- [Direction]:
Nothing may be dropped or altered: reproduce all the data.

### Dataset extract

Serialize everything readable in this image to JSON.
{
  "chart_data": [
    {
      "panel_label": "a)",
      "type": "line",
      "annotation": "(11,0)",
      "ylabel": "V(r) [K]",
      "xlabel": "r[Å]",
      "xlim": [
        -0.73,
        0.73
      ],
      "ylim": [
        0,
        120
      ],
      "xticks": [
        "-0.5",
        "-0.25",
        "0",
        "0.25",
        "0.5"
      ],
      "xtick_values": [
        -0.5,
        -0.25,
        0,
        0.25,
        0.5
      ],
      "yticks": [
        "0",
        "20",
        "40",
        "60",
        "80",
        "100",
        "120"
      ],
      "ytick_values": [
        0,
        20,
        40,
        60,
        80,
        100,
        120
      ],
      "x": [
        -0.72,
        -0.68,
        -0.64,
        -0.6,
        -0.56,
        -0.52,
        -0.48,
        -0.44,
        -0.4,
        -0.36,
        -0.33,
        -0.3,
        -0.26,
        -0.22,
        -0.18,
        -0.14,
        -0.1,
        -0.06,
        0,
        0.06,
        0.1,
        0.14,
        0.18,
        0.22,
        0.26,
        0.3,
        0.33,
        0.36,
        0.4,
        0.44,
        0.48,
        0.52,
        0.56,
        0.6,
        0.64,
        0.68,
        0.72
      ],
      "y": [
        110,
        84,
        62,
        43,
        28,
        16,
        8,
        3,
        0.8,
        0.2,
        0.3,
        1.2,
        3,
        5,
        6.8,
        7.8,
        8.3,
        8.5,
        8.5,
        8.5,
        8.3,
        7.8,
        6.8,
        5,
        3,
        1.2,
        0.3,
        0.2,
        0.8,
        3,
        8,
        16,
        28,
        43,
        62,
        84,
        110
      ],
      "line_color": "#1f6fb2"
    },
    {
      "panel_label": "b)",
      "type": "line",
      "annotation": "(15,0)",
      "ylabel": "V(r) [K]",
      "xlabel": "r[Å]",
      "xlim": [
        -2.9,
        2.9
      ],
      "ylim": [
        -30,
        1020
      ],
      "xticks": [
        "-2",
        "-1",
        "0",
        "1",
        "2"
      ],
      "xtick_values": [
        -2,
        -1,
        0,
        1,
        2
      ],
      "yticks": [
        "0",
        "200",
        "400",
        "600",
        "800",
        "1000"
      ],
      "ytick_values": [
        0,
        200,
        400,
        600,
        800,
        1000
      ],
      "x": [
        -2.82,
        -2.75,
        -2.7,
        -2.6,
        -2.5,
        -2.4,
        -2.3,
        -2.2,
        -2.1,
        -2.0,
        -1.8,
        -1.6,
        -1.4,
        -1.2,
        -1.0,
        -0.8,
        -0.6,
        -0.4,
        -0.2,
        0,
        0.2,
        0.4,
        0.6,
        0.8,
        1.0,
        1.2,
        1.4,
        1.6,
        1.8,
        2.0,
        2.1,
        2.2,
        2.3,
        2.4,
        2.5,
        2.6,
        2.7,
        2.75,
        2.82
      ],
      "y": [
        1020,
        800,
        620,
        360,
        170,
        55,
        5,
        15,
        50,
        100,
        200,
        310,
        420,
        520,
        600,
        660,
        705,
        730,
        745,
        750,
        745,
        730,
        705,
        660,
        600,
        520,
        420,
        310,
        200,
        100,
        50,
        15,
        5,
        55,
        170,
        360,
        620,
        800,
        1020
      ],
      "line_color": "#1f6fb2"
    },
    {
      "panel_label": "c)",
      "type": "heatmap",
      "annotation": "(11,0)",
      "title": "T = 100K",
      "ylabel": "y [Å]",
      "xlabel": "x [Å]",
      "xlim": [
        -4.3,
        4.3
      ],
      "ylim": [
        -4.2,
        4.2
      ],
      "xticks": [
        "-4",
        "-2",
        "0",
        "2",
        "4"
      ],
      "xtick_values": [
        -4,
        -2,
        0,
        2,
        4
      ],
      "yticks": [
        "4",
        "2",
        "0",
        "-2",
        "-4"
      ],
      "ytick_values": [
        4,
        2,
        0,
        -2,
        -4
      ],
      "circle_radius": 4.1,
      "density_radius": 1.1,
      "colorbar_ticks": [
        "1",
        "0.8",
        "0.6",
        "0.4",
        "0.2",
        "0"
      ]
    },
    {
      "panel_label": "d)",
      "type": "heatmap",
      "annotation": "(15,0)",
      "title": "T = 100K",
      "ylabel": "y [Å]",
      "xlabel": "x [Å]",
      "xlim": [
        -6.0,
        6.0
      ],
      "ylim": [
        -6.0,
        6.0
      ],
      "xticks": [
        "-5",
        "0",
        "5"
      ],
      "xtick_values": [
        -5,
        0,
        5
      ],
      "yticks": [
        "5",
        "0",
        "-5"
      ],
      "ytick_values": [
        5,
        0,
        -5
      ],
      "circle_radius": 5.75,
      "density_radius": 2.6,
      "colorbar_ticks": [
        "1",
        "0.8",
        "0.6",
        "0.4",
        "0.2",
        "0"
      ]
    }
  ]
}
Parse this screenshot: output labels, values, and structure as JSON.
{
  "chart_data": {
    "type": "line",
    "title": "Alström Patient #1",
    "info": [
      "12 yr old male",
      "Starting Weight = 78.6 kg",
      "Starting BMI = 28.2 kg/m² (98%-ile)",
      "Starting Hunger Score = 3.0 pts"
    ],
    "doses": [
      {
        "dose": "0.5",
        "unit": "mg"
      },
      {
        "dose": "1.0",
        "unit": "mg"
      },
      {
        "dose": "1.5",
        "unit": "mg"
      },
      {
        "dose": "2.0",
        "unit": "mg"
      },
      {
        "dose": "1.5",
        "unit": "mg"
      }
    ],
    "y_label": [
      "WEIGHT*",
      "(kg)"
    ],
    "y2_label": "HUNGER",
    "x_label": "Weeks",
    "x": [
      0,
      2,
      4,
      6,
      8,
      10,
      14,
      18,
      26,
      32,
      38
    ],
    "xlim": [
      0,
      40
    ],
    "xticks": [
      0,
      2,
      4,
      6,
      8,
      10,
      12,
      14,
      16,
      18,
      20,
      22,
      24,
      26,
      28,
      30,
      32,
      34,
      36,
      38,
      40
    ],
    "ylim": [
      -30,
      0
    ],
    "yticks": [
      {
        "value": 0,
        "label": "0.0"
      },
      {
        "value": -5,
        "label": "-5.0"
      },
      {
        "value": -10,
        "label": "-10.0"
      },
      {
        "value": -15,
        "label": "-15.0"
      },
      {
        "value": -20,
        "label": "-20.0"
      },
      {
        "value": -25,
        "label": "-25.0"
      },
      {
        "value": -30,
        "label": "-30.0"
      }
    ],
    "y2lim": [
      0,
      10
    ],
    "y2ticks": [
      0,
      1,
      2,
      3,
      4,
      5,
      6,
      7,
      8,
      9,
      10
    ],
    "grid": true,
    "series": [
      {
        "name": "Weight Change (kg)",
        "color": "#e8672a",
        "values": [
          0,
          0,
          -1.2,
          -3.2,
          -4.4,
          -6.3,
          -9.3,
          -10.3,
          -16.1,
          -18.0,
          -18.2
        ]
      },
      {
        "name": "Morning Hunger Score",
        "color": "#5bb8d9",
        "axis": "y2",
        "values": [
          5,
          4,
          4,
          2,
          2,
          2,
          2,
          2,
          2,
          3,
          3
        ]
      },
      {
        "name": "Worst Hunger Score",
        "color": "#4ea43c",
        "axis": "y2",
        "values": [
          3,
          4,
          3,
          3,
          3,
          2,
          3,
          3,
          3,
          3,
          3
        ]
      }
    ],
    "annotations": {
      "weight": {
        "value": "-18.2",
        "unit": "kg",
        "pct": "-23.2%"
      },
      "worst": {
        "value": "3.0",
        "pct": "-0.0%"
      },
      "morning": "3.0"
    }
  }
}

######

- [Result of this task]:
Serialize everything readable in this image to JSON.
{
  "chart_data": [
    {
      "panel_label": "a)",
      "type": "line",
      "annotation": "(11,0)",
      "ylabel": "V(r) [K]",
      "xlabel": "r[Å]",
      "xlim": [
        -0.73,
        0.73
      ],
      "ylim": [
        0,
        120
      ],
      "xticks": [
        "-0.5",
        "-0.25",
        "0",
        "0.25",
        "0.5"
      ],
      "xtick_values": [
        -0.5,
        -0.25,
        0,
        0.25,
        0.5
      ],
      "yticks": [
        "0",
        "20",
        "40",
        "60",
        "80",
        "100",
        "120"
      ],
      "ytick_values": [
        0,
        20,
        40,
        60,
        80,
        100,
        120
      ],
      "x": [
        -0.72,
        -0.68,
        -0.64,
        -0.6,
        -0.56,
        -0.52,
        -0.48,
        -0.44,
        -0.4,
        -0.36,
        -0.33,
        -0.3,
        -0.26,
        -0.22,
        -0.18,
        -0.14,
        -0.1,
        -0.06,
        0,
        0.06,
        0.1,
        0.14,
        0.18,
        0.22,
        0.26,
        0.3,
        0.33,
        0.36,
        0.4,
        0.44,
        0.48,
        0.52,
        0.56,
        0.6,
        0.64,
        0.68,
        0.72
      ],
      "y": [
        110,
        84,
        62,
        43,
        28,
        16,
        8,
        3,
        0.8,
        0.2,
        0.3,
        1.2,
        3,
        5,
        6.8,
        7.8,
        8.3,
        8.5,
        8.5,
        8.5,
        8.3,
        7.8,
        6.8,
        5,
        3,
        1.2,
        0.3,
        0.2,
        0.8,
        3,
        8,
        16,
        28,
        43,
        62,
        84,
        110
      ],
      "line_color": "#1f6fb2"
    },
    {
      "panel_label": "b)",
      "type": "line",
      "annotation": "(15,0)",
      "ylabel": "V(r) [K]",
      "xlabel": "r[Å]",
      "xlim": [
        -2.9,
        2.9
      ],
      "ylim": [
        -30,
        1020
      ],
      "xticks": [
        "-2",
        "-1",
        "0",
        "1",
        "2"
      ],
      "xtick_values": [
        -2,
        -1,
        0,
        1,
        2
      ],
      "yticks": [
        "0",
        "200",
        "400",
        "600",
        "800",
        "1000"
      ],
      "ytick_values": [
        0,
        200,
        400,
        600,
        800,
        1000
      ],
      "x": [
        -2.82,
        -2.75,
        -2.7,
        -2.6,
        -2.5,
        -2.4,
        -2.3,
        -2.2,
        -2.1,
        -2.0,
        -1.8,
        -1.6,
        -1.4,
        -1.2,
        -1.0,
        -0.8,
        -0.6,
        -0.4,
        -0.2,
        0,
        0.2,
        0.4,
        0.6,
        0.8,
        1.0,
        1.2,
        1.4,
        1.6,
        1.8,
        2.0,
        2.1,
        2.2,
        2.3,
        2.4,
        2.5,
        2.6,
        2.7,
        2.75,
        2.82
      ],
      "y": [
        1020,
        800,
        620,
        360,
        170,
        55,
        5,
        15,
        50,
        100,
        200,
        310,
        420,
        520,
        600,
        660,
        705,
        730,
        745,
        750,
        745,
        730,
        705,
        660,
        600,
        520,
        420,
        310,
        200,
        100,
        50,
        15,
        5,
        55,
        170,
        360,
        620,
        800,
        1020
      ],
      "line_color": "#1f6fb2"
    },
    {
      "panel_label": "c)",
      "type": "heatmap",
      "annotation": "(11,0)",
      "title": "T = 100K",
      "ylabel": "y [Å]",
      "xlabel": "x [Å]",
      "xlim": [
        -4.3,
        4.3
      ],
      "ylim": [
        -4.2,
        4.2
      ],
      "xticks": [
        "-4",
        "-2",
        "0",
        "2",
        "4"
      ],
      "xtick_values": [
        -4,
        -2,
        0,
        2,
        4
      ],
      "yticks": [
        "4",
        "2",
        "0",
        "-2",
        "-4"
      ],
      "ytick_values": [
        4,
        2,
        0,
        -2,
        -4
      ],
      "circle_radius": 4.1,
      "density_radius": 1.1,
      "colorbar_ticks": [
        "1",
        "0.8",
        "0.6",
        "0.4",
        "0.2",
        "0"
      ]
    },
    {
      "panel_label": "d)",
      "type": "heatmap",
      "annotation": "(15,0)",
      "title": "T = 100K",
      "ylabel": "y [Å]",
      "xlabel": "x [Å]",
      "xlim": [
        -6.0,
        6.0
      ],
      "ylim": [
        -6.0,
        6.0
      ],
      "xticks": [
        "-5",
        "0",
        "5"
      ],
      "xtick_values": [
        -5,
        0,
        5
      ],
      "yticks": [
        "5",
        "0",
        "-5"
      ],
      "ytick_values": [
        5,
        0,
        -5
      ],
      "circle_radius": 5.75,
      "density_radius": 2.6,
      "colorbar_ticks": [
        "1",
        "0.8",
        "0.6",
        "0.4",
        "0.2",
        "0"
      ]
    }
  ]
}
Parse this screenshot: output labels, values, and structure as JSON.
{
  "chart_data": {
    "type": "line",
    "title": "Alström Patient #1",
    "info": [
      "12 yr old male",
      "Starting Weight = 78.6 kg",
      "Starting BMI = 28.2 kg/m² (98%-ile)",
      "Starting Hunger Score = 3.0 pts"
    ],
    "doses": [
      {
        "dose": "0.5",
        "unit": "mg"
      },
      {
        "dose": "1.0",
        "unit": "mg"
      },
      {
        "dose": "1.5",
        "unit": "mg"
      },
      {
        "dose": "2.0",
        "unit": "mg"
      },
      {
        "dose": "1.5",
        "unit": "mg"
      }
    ],
    "y_label": [
      "WEIGHT*",
      "(kg)"
    ],
    "y2_label": "HUNGER",
    "x_label": "Weeks",
    "x": [
      0,
      2,
      4,
      6,
      8,
      10,
      14,
      18,
      26,
      32,
      38
    ],
    "xlim": [
      0,
      40
    ],
    "xticks": [
      0,
      2,
      4,
      6,
      8,
      10,
      12,
      14,
      16,
      18,
      20,
      22,
      24,
      26,
      28,
      30,
      32,
      34,
      36,
      38,
      40
    ],
    "ylim": [
      -30,
      0
    ],
    "yticks": [
      {
        "value": 0,
        "label": "0.0"
      },
      {
        "value": -5,
        "label": "-5.0"
      },
      {
        "value": -10,
        "label": "-10.0"
      },
      {
        "value": -15,
        "label": "-15.0"
      },
      {
        "value": -20,
        "label": "-20.0"
      },
      {
        "value": -25,
        "label": "-25.0"
      },
      {
        "value": -30,
        "label": "-30.0"
      }
    ],
    "y2lim": [
      0,
      10
    ],
    "y2ticks": [
      0,
      1,
      2,
      3,
      4,
      5,
      6,
      7,
      8,
      9,
      10
    ],
    "grid": true,
    "series": [
      {
        "name": "Weight Change (kg)",
        "color": "#e8672a",
        "values": [
          0,
          0,
          -1.2,
          -3.2,
          -4.4,
          -6.3,
          -9.3,
          -10.3,
          -16.1,
          -18.0,
          -18.2
        ]
      },
      {
        "name": "Morning Hunger Score",
        "color": "#5bb8d9",
        "axis": "y2",
        "values": [
          5,
          4,
          4,
          2,
          2,
          2,
          2,
          2,
          2,
          3,
          3
        ]
      },
      {
        "name": "Worst Hunger Score",
        "color": "#4ea43c",
        "axis": "y2",
        "values": [
          3,
          4,
          3,
          3,
          3,
          2,
          3,
          3,
          3,
          3,
          3
        ]
      }
    ],
    "annotations": {
      "weight": {
        "value": "-18.2",
        "unit": "kg",
        "pct": "-23.2%"
      },
      "worst": {
        "value": "3.0",
        "pct": "-0.0%"
      },
      "morning": "3.0"
    }
  }
}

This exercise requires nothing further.